● Alıştırma Yönergeleri:
a. Kamuda başörtüsü serbestliğini ele alan metne göre, başörtülülerin hâkim veya savcı olamamasının gerekçesi nedir?
b. Kamuda başörtüsü serbestliğini ele alan metni kaldığı yerden ilerletin.

● Verilen Metin:
Başta da belirttim, Kamuda başörtüsüne serbestlik konusu çok iyi bir gelişmedir. Ama bu konuda iki temel eksiklik söz konusudur. Birincisi, Eğitim kurumlarındaki Başörtüsü konusunun kanuni bir güvence altına alınmamış olmasıdır. Bu konu da okul ve eğitim kurumu istisnası yapılmadan, isteyenin başörtülü şekilde eğitimine devam etmesi, şeklinde yasal ve anayasal güvence altına alınmalıdır. Şimdi diyebilirsiniz ki; bu konuda bir sorun yok, kızlar başörtülü olarak okullarına devam ediyorlar. Ayrıca engelleyen bir kanun da yok. Evet, doğrudur, bundan önce de engelleyen bir kanun yoktu ama okul kapılarının önünde ne dramların yaşandığına herkes şahittir. Şu andaki durum fiili bir serbestlik durumudur. Bunu sağlayan ise Ak Parti iktidarının şu anki gücüdür. Bu konu yasal ve anayasal güvence altına alınmadıkça Ak Parti`nin devrilmesiyle yine eski günlerine dönebilir. O yüzden bu durum kesinlikle güvence altına alınmalıdır.

Bu konudaki ikinci eleştiri konusu ise; Başörtülülere Savcı ya da Hâkim olma yasağının getirilmesidir. Asker ve polis konusunu çok da önemsemiyorum o yüzden fazla üzerinde durmayacam. Yasa bir yandan Kamuda başörtüsünü serbest kılarken bir taraftan da çok ilginç bir şekilde başörtüsünü resmen yasaklıyor. Hukuk Profesörü olup Hâkim ve Savcı yetiştirebilecek olan birisine sen Hâkim veya Savcı olamazsın, deniliyor. Gerekçe ise üniforma meselesiymiş. Aynı durum Avukatlar için de geçerli değil mi? Giydikleri üniforma ikisi için de Cübbe değil mi? Avukatın yaptığı kamu hizmeti değildir, denilebilir belki. Ama devletin de Avukatları yok mu? Hazinenin, Bakanlıkların, Maliyenin, Polisin de avukatları yok mu? Başörtülü avukatlar devlet tarafından istihdam edilmeyecek mi? Eğer istihdam edilmeyeceklerse o zaman Kamu başörtülülere tam olarak açılmamış olacak. Eğer istihdam edilecekse Cübbeli ve Başörtülü Kamu Avukatlarının olduğu bir yerde neden başörtülü Savcı veya Hâkim olmasın ki?

● Verilen Bilgiler:
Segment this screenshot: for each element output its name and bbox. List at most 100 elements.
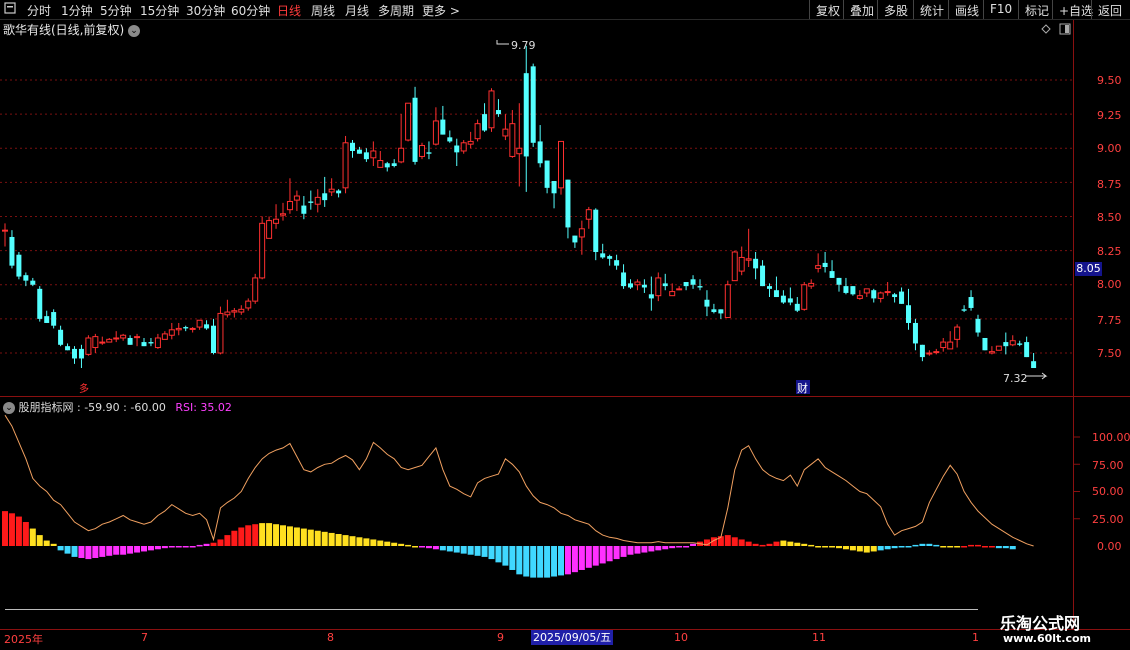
histogram-bar	[829, 546, 836, 548]
histogram-bar	[905, 546, 912, 548]
price-tick-8.50: 8.50	[1097, 211, 1122, 224]
histogram-bar	[655, 546, 662, 551]
candle-body-up	[731, 251, 738, 282]
candle-body-up	[884, 291, 891, 294]
histogram-bar	[940, 546, 947, 548]
diamond-icon[interactable]	[1041, 24, 1051, 34]
candle-body-up	[1009, 340, 1016, 346]
candle-body-down	[51, 312, 57, 326]
finance-marker-icon[interactable]: 财	[797, 381, 808, 395]
histogram-bar	[85, 546, 92, 560]
histogram-bar	[676, 546, 683, 548]
candle-body-up	[120, 334, 127, 339]
cursor-date-label: 2025/09/05/五	[531, 630, 614, 645]
date-label-aug: 8	[327, 631, 334, 644]
histogram-bar	[273, 524, 280, 546]
price-tick-9.00: 9.00	[1097, 142, 1122, 155]
candle-body-down	[356, 149, 362, 154]
candle-body-up	[926, 352, 933, 355]
candle-body-down	[718, 309, 724, 314]
histogram-bar	[995, 546, 1002, 549]
histogram-bar	[592, 546, 599, 566]
histogram-bar	[863, 546, 870, 553]
price-tick-8.75: 8.75	[1097, 178, 1122, 191]
histogram-bar	[683, 546, 690, 548]
ind-tick-25: 25.00	[1092, 513, 1124, 526]
candle-body-down	[822, 262, 828, 268]
candle-body-up	[578, 228, 585, 238]
histogram-bar	[856, 546, 863, 552]
candle-body-up	[460, 142, 467, 152]
candle-body-down	[773, 290, 779, 298]
event-marker-icon[interactable]: 多	[79, 382, 89, 395]
candle-body-up	[2, 229, 8, 232]
histogram-bar	[794, 542, 801, 546]
chevron-down-icon[interactable]: ⌄	[3, 402, 15, 414]
candle-body-down	[1017, 343, 1023, 345]
date-label-sep: 9	[497, 631, 504, 644]
candle-body-down	[641, 284, 647, 288]
candle-body-up	[113, 337, 120, 340]
candle-body-up	[474, 123, 481, 140]
price-tick-8.25: 8.25	[1097, 245, 1122, 258]
kline-chart-canvas[interactable]: 9.50 9.25 9.00 8.75 8.50 8.25 8.00 7.75 …	[0, 0, 1130, 650]
histogram-bar	[968, 544, 975, 547]
indicator-name: 股朋指标网	[18, 401, 74, 414]
histogram-bar	[954, 546, 961, 548]
histogram-bar	[335, 534, 342, 546]
price-tick-9.50: 9.50	[1097, 74, 1122, 87]
histogram-bar	[22, 522, 29, 546]
histogram-bar	[891, 546, 898, 549]
candle-body-down	[141, 342, 147, 347]
candle-body-down	[183, 327, 189, 329]
candle-body-up	[509, 123, 516, 157]
candle-body-down	[704, 299, 710, 307]
candle-body-down	[711, 309, 717, 313]
candle-body-down	[551, 181, 557, 194]
candle-body-up	[168, 329, 175, 336]
histogram-bar	[252, 524, 259, 546]
rsi-polyline	[4, 414, 1034, 547]
candle-body-up	[106, 338, 113, 343]
histogram-bar	[349, 536, 356, 546]
candle-body-up	[370, 150, 377, 159]
candle-body-up	[286, 200, 293, 211]
histogram-bar	[439, 546, 446, 551]
histogram-bar	[627, 546, 634, 555]
candle-body-up	[815, 265, 822, 269]
candle-body-up	[516, 147, 523, 155]
candle-body-down	[697, 286, 703, 288]
histogram-bar	[599, 546, 606, 564]
histogram-bar	[384, 541, 391, 546]
histogram-bar	[801, 543, 808, 546]
histogram-bar	[474, 546, 481, 556]
candle-body-down	[975, 318, 981, 333]
histogram-bar	[50, 543, 57, 546]
histogram-bar	[933, 544, 940, 547]
candle-body-up	[328, 188, 335, 193]
candle-body-up	[231, 310, 238, 313]
histogram-bar	[606, 546, 613, 562]
histogram-bar	[412, 546, 419, 548]
indicator-histogram	[2, 511, 1016, 578]
histogram-bar	[266, 523, 273, 546]
candle-body-up	[99, 341, 106, 344]
candle-body-down	[600, 253, 606, 258]
candle-body-up	[947, 341, 954, 350]
histogram-bar	[224, 535, 231, 546]
histogram-bar	[92, 546, 99, 558]
price-tick-7.50: 7.50	[1097, 347, 1122, 360]
histogram-bar	[120, 546, 127, 555]
candle-body-up	[745, 258, 752, 261]
candle-body-up	[432, 120, 439, 145]
histogram-bar	[988, 546, 995, 548]
candle-body-down	[495, 110, 501, 115]
histogram-bar	[2, 511, 8, 546]
histogram-bar	[342, 535, 349, 546]
candle-body-down	[829, 271, 835, 278]
histogram-bar	[787, 541, 794, 546]
candle-body-up	[154, 337, 161, 349]
candle-body-up	[634, 281, 641, 286]
histogram-bar	[731, 537, 738, 546]
histogram-bar	[57, 546, 64, 551]
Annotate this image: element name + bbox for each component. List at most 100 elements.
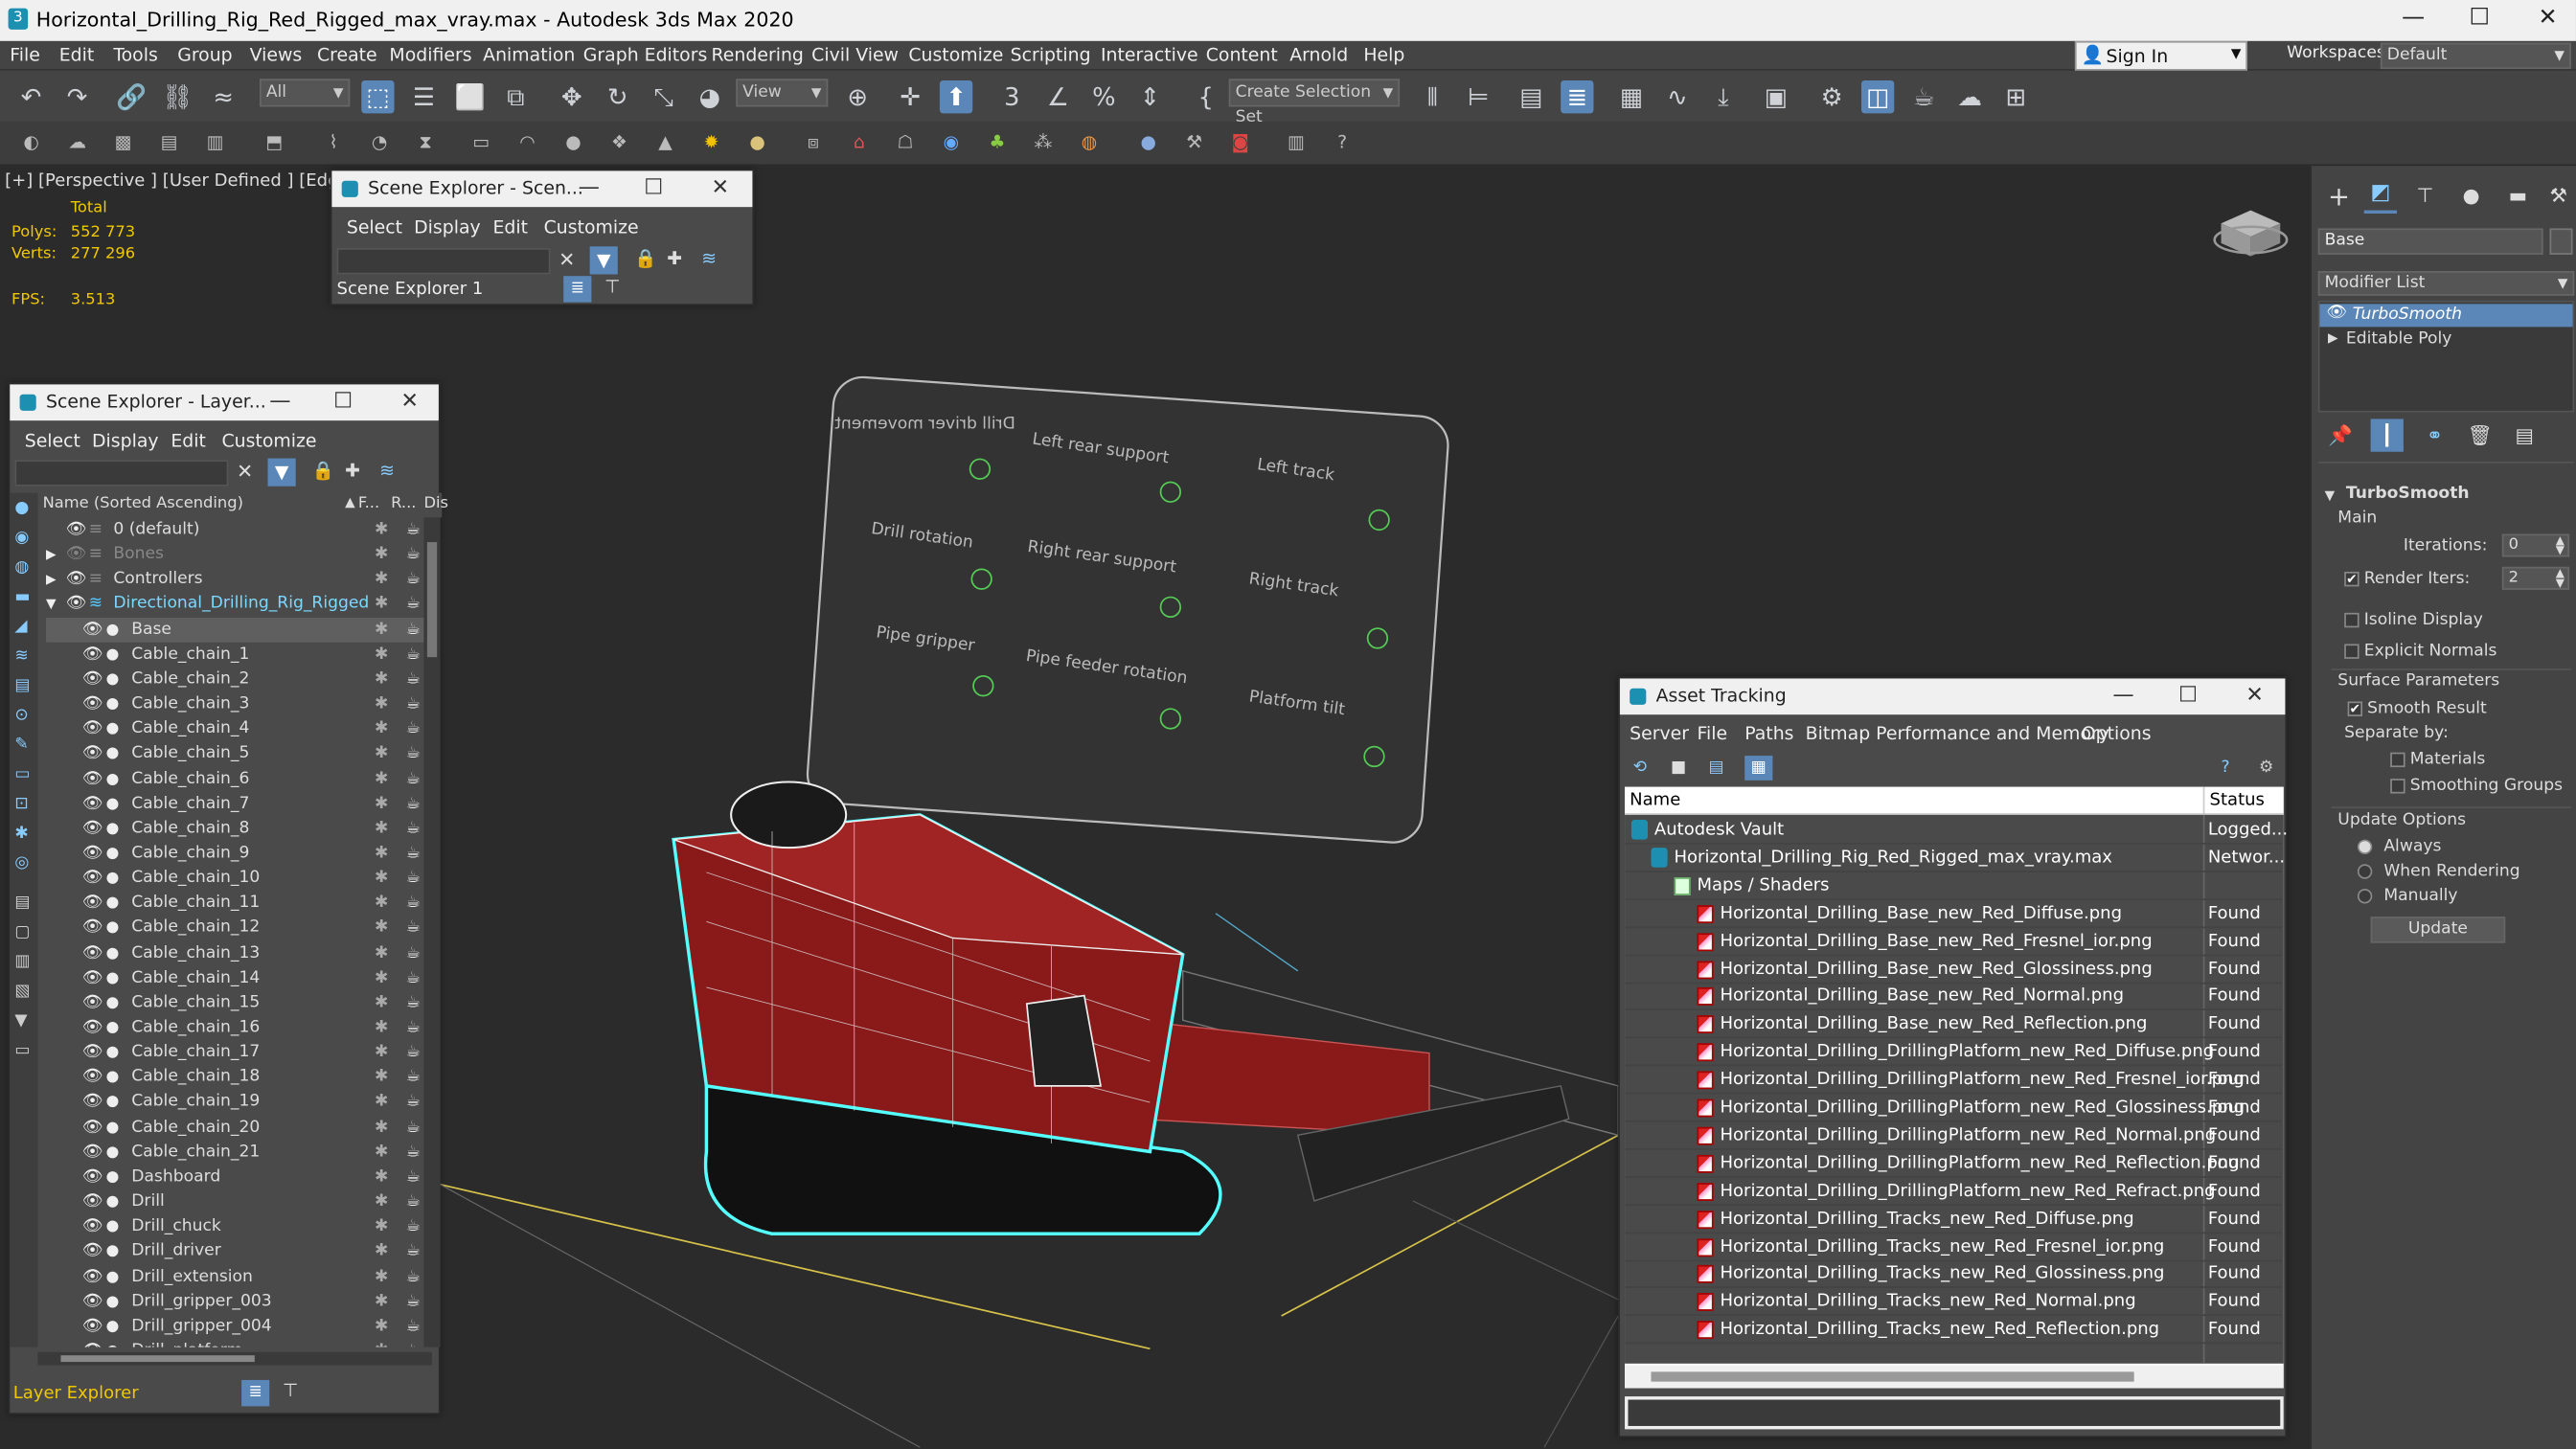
menu-select[interactable]: Select: [347, 216, 402, 238]
visibility-eye-icon[interactable]: 👁: [66, 542, 87, 567]
isoline-checkbox[interactable]: [2344, 612, 2359, 628]
layer-tree-row[interactable]: 👁 Cable_chain_17 ✱ ☕: [46, 1040, 423, 1065]
workspace-dropdown[interactable]: Default ▼: [2380, 42, 2571, 70]
freeze-icon[interactable]: ✱: [375, 990, 388, 1015]
vray-ies-light-icon[interactable]: ▲: [654, 131, 677, 154]
renderable-icon[interactable]: ☕: [406, 841, 421, 866]
smoothing-groups-checkbox[interactable]: [2390, 779, 2405, 794]
layer-tree-row[interactable]: ▼ 👁 ≋ Directional_Drilling_Rig_Rigged ✱ ☕: [46, 592, 423, 617]
visibility-eye-icon[interactable]: 👁: [82, 1314, 103, 1339]
freeze-icon[interactable]: ✱: [375, 741, 388, 766]
layer-tree-row[interactable]: 👁 Drill_gripper_004 ✱ ☕: [46, 1314, 423, 1339]
visibility-eye-icon[interactable]: 👁: [82, 1339, 103, 1347]
asset-row[interactable]: Horizontal_Drilling_DrillingPlatform_new…: [1625, 1177, 2282, 1206]
expand-arrow-icon[interactable]: ▶: [2328, 330, 2338, 345]
sort-by-layer-icon[interactable]: ≣: [563, 276, 592, 303]
object-color-swatch[interactable]: [2549, 228, 2573, 255]
freeze-icon[interactable]: ✱: [375, 816, 388, 841]
layers-icon[interactable]: ≋: [379, 460, 395, 481]
layers-icon[interactable]: ≋: [701, 248, 717, 269]
asset-row[interactable]: Horizontal_Drilling_Base_new_Red_Diffuse…: [1625, 900, 2282, 928]
display-none-icon[interactable]: ●: [14, 499, 29, 517]
renderable-icon[interactable]: ☕: [406, 1339, 421, 1347]
minimize-button[interactable]: —: [2402, 5, 2425, 31]
move-icon[interactable]: ✥: [556, 80, 588, 113]
render-iterative-icon[interactable]: ☁: [1953, 80, 1986, 113]
freeze-icon[interactable]: ✱: [375, 567, 388, 592]
minimize-button[interactable]: —: [2112, 678, 2133, 714]
sort-by-hierarchy-icon[interactable]: ⊤: [283, 1380, 298, 1401]
redo-icon[interactable]: ↷: [60, 80, 93, 113]
tree-view-icon[interactable]: ▤: [1708, 759, 1723, 778]
visibility-eye-icon[interactable]: 👁: [82, 1289, 103, 1314]
select-by-name-icon[interactable]: ☰: [407, 80, 440, 113]
vray-tool-icon[interactable]: ▥: [204, 131, 227, 154]
vray-physical-camera-icon[interactable]: ⌂: [848, 131, 871, 154]
vray-ambient-light-icon[interactable]: ●: [746, 131, 769, 154]
vray-sphere-light-icon[interactable]: ●: [561, 131, 584, 154]
layer-explorer-titlebar[interactable]: Scene Explorer - Layer... — ☐ ✕: [10, 384, 439, 421]
layer-tree-row[interactable]: 👁 Cable_chain_7 ✱ ☕: [46, 791, 423, 816]
menu-help[interactable]: Help: [1363, 44, 1404, 65]
renderable-icon[interactable]: ☕: [406, 517, 421, 542]
vray-camera-icon[interactable]: ⧈: [802, 131, 825, 154]
menu-file[interactable]: File: [10, 44, 40, 65]
vray-sphere-fade-icon[interactable]: ◔: [368, 131, 391, 154]
renderable-icon[interactable]: ☕: [406, 940, 421, 965]
layer-tree-row[interactable]: 👁 Cable_chain_5 ✱ ☕: [46, 741, 423, 766]
visibility-eye-icon[interactable]: 👁: [82, 1239, 103, 1264]
remove-modifier-icon[interactable]: 🗑: [2468, 424, 2493, 447]
column-status[interactable]: Status: [2210, 790, 2265, 810]
asset-row[interactable]: Horizontal_Drilling_Base_new_Red_Fresnel…: [1625, 928, 2282, 956]
renderable-icon[interactable]: ☕: [406, 816, 421, 841]
layer-tree-row[interactable]: 👁 Cable_chain_15 ✱ ☕: [46, 990, 423, 1015]
materials-checkbox[interactable]: [2390, 752, 2405, 768]
slider-handle[interactable]: [1159, 481, 1182, 503]
renderable-icon[interactable]: ☕: [406, 1289, 421, 1314]
edit-named-selection-icon[interactable]: {: [1190, 80, 1222, 113]
search-input[interactable]: [14, 460, 229, 487]
rotate-icon[interactable]: ↻: [602, 80, 634, 113]
sort-by-layer-icon[interactable]: ≣: [241, 1379, 270, 1407]
renderable-icon[interactable]: ☕: [406, 741, 421, 766]
visibility-eye-icon[interactable]: 👁: [82, 816, 103, 841]
explorer-name-dropdown[interactable]: Scene Explorer 1: [333, 276, 554, 303]
layer-tree-row[interactable]: 👁 Cable_chain_12 ✱ ☕: [46, 916, 423, 940]
freeze-icon[interactable]: ✱: [375, 1339, 388, 1347]
layer-tree-row[interactable]: 👁 Drill_extension ✱ ☕: [46, 1264, 423, 1289]
layer-tree-row[interactable]: 👁 Cable_chain_21 ✱ ☕: [46, 1140, 423, 1165]
freeze-icon[interactable]: ✱: [375, 1040, 388, 1065]
renderable-icon[interactable]: ☕: [406, 1140, 421, 1165]
freeze-icon[interactable]: ✱: [375, 1015, 388, 1040]
layer-tree-row[interactable]: 👁 Drill_driver ✱ ☕: [46, 1239, 423, 1264]
asset-row[interactable]: Horizontal_Drilling_Tracks_new_Red_Fresn…: [1625, 1233, 2282, 1261]
asset-path-field[interactable]: [1625, 1396, 2284, 1430]
asset-row[interactable]: Horizontal_Drilling_Rig_Red_Rigged_max_v…: [1625, 845, 2285, 872]
spinner-arrows-icon[interactable]: ▲ ▼: [2556, 568, 2565, 589]
vray-scatter-icon[interactable]: ⁂: [1032, 131, 1055, 154]
layer-tree-row[interactable]: 👁 Cable_chain_9 ✱ ☕: [46, 841, 423, 866]
vray-env-fog-icon[interactable]: ◉: [940, 131, 963, 154]
asset-row[interactable]: Horizontal_Drilling_DrillingPlatform_new…: [1625, 1066, 2282, 1095]
visibility-eye-icon[interactable]: 👁: [66, 567, 87, 592]
maximize-button[interactable]: ☐: [644, 170, 663, 207]
menu-select[interactable]: Select: [25, 430, 80, 451]
rollout-toggle-icon[interactable]: ▼: [2325, 487, 2336, 502]
column-name[interactable]: Name (Sorted Ascending): [43, 494, 243, 512]
renderable-icon[interactable]: ☕: [406, 1015, 421, 1040]
visibility-eye-icon[interactable]: 👁: [82, 617, 103, 642]
renderable-icon[interactable]: ☕: [406, 1165, 421, 1189]
asset-row[interactable]: Horizontal_Drilling_Tracks_new_Red_Gloss…: [1625, 1260, 2282, 1289]
renderable-icon[interactable]: ☕: [406, 1065, 421, 1090]
asset-row[interactable]: Horizontal_Drilling_Base_new_Red_Glossin…: [1625, 956, 2282, 984]
layer-tree-row[interactable]: 👁 Cable_chain_6 ✱ ☕: [46, 766, 423, 791]
freeze-icon[interactable]: ✱: [375, 791, 388, 816]
select-object-icon[interactable]: ⬚: [361, 80, 395, 114]
slider-handle[interactable]: [1159, 708, 1182, 730]
add-layer-icon[interactable]: ✚: [345, 460, 360, 481]
material-editor-icon[interactable]: ▣: [1760, 80, 1792, 113]
vray-sun-icon[interactable]: ✹: [700, 131, 723, 154]
filter-icon[interactable]: ▼: [589, 246, 618, 275]
asset-tracking-titlebar[interactable]: Asset Tracking — ☐ ✕: [1619, 678, 2286, 715]
freeze-icon[interactable]: ✱: [375, 766, 388, 791]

● Yazılı Yanıtlar:
a. Gerekçe olarak üniforma meselesi gösteriliyor.

b.
Amaçlanan; Asker, Polis ve Hukuk gibi önemli ve hassas görülen alanlardan başörtülüleri uzak tutmak mı acaba? Başı açık bir bayana güvenip Hâkim-Savcı koltuğuna oturtan devlet, neden Başörtülü bir bayanı bu makamlara layık görmüyor acaba? Bu, ayrımcılığın ve nefret suçunun ta kendisidir. Resmen hukuk fakültesini bitiren bir başörtülüyü karşısına alıp, sen başörtülü olduğun için Hâkim ya da Savcı olamazsın, diye hakaret etmek, ayrımcılık yapmak nefret suçu işlemektir bu yasa. Pakette Nefret Suçu işleyenlerin cezalarının arttırıldığına dair bir maddenin olduğunu da unutmayalım.

Bu ülkede bölücülüğü ve ayrımcılığı körükleyen üç temel unsur vardır. Bunlar Özel Yetkili Mahkemeler, TCK ve TMK`dır. Açıklanan pakette bunlara dair her hangi bir iyileştirmenin olmaması büyük bir eksikliktir.

STK`ların kendi tüzüklerine uygun bir şekilde çalışmalarını, İzin alınarak yapılan basın açıklamalarını, yardım paketi dağıtmayı bile terör olarak damgalayacak bir TMK; bu faaliyetleri terör suçu olarak yargılayan ÖYM`ler ve bu faaliyetlere ağır cezalar, anlamsız infazlar öngören bir TCK yani Ceza Kanunu`nun olduğu bir ülkenin Başbakanı iyileştirme paketi açıklıyor ve bunlara hiç değinmiyor.

Pakette açıklanan maddelerin içerisinde bunlar da olmalıydı. DGM`lerin tabelalarını depoya kaldırıp yasasını korumak ve adını değiştirmek asla ve asla bir iyileştirme değildir. Gece DGM Hâkimi olarak uyuyan Hâkimler sabaha Özel yetkili olarak uyandılar. Yasa aynı yasa, Hâkim aynı hâkim, zihniyet aynı zihniyet sadece yani bir tabela var ortada. Tıpkı DGM Hâkimleri gibi ÖYM Hâkimleri de önlerine gelen insanları terör suçlamasıyla yargılıyorlar. Çünkü isimleri Terör Suçlarına Bakmakla Yükümlü Özel Yetkili Mahkemeler. Terör ve Özel Yetki… Elbette ki; bu Hâkim ve Savcılar kendilerine verilen özel yetkiden istifade ile Adaleti bir yana bırakıp devleti koruma içgüdüsüyle hareket edeceklerdir.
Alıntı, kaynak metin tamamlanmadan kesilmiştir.